_Written task_
Report each line of the data that has "color" somewhere in it.

----- Data rows

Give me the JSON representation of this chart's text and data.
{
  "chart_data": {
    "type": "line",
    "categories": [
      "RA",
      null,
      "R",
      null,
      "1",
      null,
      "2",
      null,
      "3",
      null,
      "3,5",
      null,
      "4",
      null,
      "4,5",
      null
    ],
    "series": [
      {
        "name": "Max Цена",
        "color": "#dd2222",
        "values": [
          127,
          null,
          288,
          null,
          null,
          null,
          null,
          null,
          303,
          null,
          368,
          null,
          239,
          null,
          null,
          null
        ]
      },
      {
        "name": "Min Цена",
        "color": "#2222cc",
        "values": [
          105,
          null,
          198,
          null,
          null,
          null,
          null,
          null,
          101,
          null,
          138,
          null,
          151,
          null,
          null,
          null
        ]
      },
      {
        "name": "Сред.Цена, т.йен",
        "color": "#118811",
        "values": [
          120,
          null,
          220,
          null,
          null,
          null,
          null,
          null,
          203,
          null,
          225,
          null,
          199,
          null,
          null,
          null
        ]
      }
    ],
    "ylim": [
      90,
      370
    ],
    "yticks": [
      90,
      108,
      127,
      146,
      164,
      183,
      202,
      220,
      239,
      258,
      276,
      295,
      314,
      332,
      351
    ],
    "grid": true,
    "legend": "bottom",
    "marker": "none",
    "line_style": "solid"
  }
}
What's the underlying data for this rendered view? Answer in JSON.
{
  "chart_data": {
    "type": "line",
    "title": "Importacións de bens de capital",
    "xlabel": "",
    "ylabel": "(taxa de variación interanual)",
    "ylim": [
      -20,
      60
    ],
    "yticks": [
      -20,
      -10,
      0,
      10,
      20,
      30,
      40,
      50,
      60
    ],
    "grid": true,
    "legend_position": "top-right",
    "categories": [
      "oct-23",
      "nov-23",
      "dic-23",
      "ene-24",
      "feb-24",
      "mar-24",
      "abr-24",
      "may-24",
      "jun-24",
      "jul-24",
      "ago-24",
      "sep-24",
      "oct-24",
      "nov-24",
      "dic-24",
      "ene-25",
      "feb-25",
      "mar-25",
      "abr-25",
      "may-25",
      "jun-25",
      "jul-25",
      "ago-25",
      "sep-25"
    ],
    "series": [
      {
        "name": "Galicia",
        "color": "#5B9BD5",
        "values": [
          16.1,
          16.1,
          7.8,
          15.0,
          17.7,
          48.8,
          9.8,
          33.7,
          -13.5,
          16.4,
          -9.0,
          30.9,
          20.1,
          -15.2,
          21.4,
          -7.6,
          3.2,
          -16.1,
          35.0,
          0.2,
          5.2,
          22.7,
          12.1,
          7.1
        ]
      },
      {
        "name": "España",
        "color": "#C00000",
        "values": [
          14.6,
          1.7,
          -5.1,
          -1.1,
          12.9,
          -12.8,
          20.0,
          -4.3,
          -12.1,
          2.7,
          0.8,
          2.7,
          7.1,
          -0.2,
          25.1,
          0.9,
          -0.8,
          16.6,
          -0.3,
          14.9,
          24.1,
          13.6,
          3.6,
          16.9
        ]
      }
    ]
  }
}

----------

_Task response_
        "color": "#dd2222",
        "color": "#2222cc",
        "color": "#118811",
        "color": "#5B9BD5",
        "color": "#C00000",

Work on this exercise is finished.